■ **DATA SHOWN**:
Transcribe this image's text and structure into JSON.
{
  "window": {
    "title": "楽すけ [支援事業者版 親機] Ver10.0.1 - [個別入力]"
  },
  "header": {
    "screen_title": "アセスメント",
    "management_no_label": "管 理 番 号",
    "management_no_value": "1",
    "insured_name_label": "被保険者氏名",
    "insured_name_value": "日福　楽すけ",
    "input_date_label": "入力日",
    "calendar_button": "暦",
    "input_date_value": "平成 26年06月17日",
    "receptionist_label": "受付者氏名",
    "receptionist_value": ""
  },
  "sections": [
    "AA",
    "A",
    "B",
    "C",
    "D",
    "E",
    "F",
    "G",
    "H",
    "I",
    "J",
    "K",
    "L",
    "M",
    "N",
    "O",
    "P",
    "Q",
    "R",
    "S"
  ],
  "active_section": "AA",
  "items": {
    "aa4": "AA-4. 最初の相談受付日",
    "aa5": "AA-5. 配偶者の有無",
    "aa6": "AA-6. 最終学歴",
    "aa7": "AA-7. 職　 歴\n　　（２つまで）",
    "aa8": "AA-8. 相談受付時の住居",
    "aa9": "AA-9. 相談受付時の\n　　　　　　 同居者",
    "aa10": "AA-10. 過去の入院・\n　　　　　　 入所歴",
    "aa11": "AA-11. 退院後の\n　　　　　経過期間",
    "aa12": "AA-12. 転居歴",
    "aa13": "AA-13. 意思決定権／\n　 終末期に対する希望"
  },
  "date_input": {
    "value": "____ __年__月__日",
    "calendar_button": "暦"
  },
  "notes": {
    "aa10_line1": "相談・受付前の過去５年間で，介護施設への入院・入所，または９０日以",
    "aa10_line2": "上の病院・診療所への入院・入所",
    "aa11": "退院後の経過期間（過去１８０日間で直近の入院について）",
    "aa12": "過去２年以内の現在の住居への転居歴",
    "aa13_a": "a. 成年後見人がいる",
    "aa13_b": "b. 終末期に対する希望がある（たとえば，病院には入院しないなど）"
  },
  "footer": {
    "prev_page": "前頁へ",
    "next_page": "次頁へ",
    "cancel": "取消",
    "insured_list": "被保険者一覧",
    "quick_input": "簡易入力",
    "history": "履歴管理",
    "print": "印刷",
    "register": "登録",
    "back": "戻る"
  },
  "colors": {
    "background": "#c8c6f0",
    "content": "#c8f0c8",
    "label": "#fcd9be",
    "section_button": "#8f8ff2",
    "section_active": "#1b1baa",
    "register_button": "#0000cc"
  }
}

■ **EXERCISE DIRECTIONS**:
Every line of the records above needs to be given again exactly.

■ **REPLY TO THE EXERCISE**:
Transcribe this image's text and structure into JSON.
{
  "window": {
    "title": "楽すけ [支援事業者版 親機] Ver10.0.1 - [個別入力]"
  },
  "header": {
    "screen_title": "アセスメント",
    "management_no_label": "管 理 番 号",
    "management_no_value": "1",
    "insured_name_label": "被保険者氏名",
    "insured_name_value": "日福　楽すけ",
    "input_date_label": "入力日",
    "calendar_button": "暦",
    "input_date_value": "平成 26年06月17日",
    "receptionist_label": "受付者氏名",
    "receptionist_value": ""
  },
  "sections": [
    "AA",
    "A",
    "B",
    "C",
    "D",
    "E",
    "F",
    "G",
    "H",
    "I",
    "J",
    "K",
    "L",
    "M",
    "N",
    "O",
    "P",
    "Q",
    "R",
    "S"
  ],
  "active_section": "AA",
  "items": {
    "aa4": "AA-4. 最初の相談受付日",
    "aa5": "AA-5. 配偶者の有無",
    "aa6": "AA-6. 最終学歴",
    "aa7": "AA-7. 職　 歴\n　　（２つまで）",
    "aa8": "AA-8. 相談受付時の住居",
    "aa9": "AA-9. 相談受付時の\n　　　　　　 同居者",
    "aa10": "AA-10. 過去の入院・\n　　　　　　 入所歴",
    "aa11": "AA-11. 退院後の\n　　　　　経過期間",
    "aa12": "AA-12. 転居歴",
    "aa13": "AA-13. 意思決定権／\n　 終末期に対する希望"
  },
  "date_input": {
    "value": "____ __年__月__日",
    "calendar_button": "暦"
  },
  "notes": {
    "aa10_line1": "相談・受付前の過去５年間で，介護施設への入院・入所，または９０日以",
    "aa10_line2": "上の病院・診療所への入院・入所",
    "aa11": "退院後の経過期間（過去１８０日間で直近の入院について）",
    "aa12": "過去２年以内の現在の住居への転居歴",
    "aa13_a": "a. 成年後見人がいる",
    "aa13_b": "b. 終末期に対する希望がある（たとえば，病院には入院しないなど）"
  },
  "footer": {
    "prev_page": "前頁へ",
    "next_page": "次頁へ",
    "cancel": "取消",
    "insured_list": "被保険者一覧",
    "quick_input": "簡易入力",
    "history": "履歴管理",
    "print": "印刷",
    "register": "登録",
    "back": "戻る"
  },
  "colors": {
    "background": "#c8c6f0",
    "content": "#c8f0c8",
    "label": "#fcd9be",
    "section_button": "#8f8ff2",
    "section_active": "#1b1baa",
    "register_button": "#0000cc"
  }
}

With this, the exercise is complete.